→ **Task details**: From the entries that follow, extract each line holding the string "Obreros".

→ **Data listing**:
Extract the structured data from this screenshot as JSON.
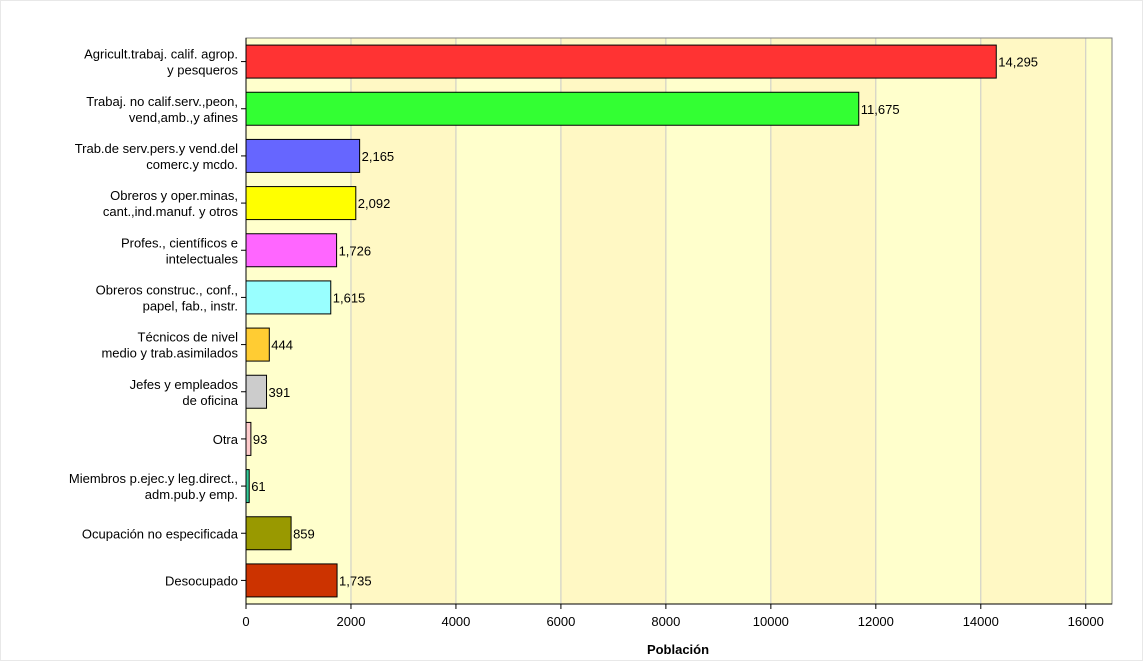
{
  "chart_data": {
    "type": "bar",
    "orientation": "horizontal",
    "categories": [
      [
        "Agricult.trabaj.  calif. agrop.",
        "y  pesqueros"
      ],
      [
        "Trabaj.  no calif.serv.,peon,",
        "vend,amb.,y  afines"
      ],
      [
        "Trab.de  serv.pers.y vend.del",
        "comerc.y  mcdo."
      ],
      [
        "Obreros  y oper.minas,",
        "cant.,ind.manuf.  y otros"
      ],
      [
        "Profes.,  científicos e",
        "intelectuales"
      ],
      [
        "Obreros  construc., conf.,",
        "papel,  fab., instr."
      ],
      [
        "Técnicos  de nivel",
        "medio  y trab.asimilados"
      ],
      [
        "Jefes  y empleados",
        "de  oficina"
      ],
      [
        "Otra"
      ],
      [
        "Miembros  p.ejec.y leg.direct.,",
        "adm.pub.y  emp."
      ],
      [
        "Ocupación  no especificada"
      ],
      [
        "Desocupado"
      ]
    ],
    "values": [
      14295,
      11675,
      2165,
      2092,
      1726,
      1615,
      444,
      391,
      93,
      61,
      859,
      1735
    ],
    "value_labels": [
      "14,295",
      "11,675",
      "2,165",
      "2,092",
      "1,726",
      "1,615",
      "444",
      "391",
      "93",
      "61",
      "859",
      "1,735"
    ],
    "colors": [
      "#ff3333",
      "#33ff33",
      "#6666ff",
      "#ffff00",
      "#ff66ff",
      "#99ffff",
      "#ffcc33",
      "#cccccc",
      "#ffcccc",
      "#33cc99",
      "#999900",
      "#cc3300"
    ],
    "xlabel": "Población",
    "ylabel": "",
    "title": "",
    "xlim": [
      0,
      16500
    ],
    "xticks": [
      0,
      2000,
      4000,
      6000,
      8000,
      10000,
      12000,
      14000,
      16000
    ],
    "grid": "vertical",
    "background_bands": [
      "#ffffcc",
      "#fff8c4"
    ]
  }
}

→ **Right answer**:
        "Obreros  y oper.minas,",
        "Obreros  construc., conf.,",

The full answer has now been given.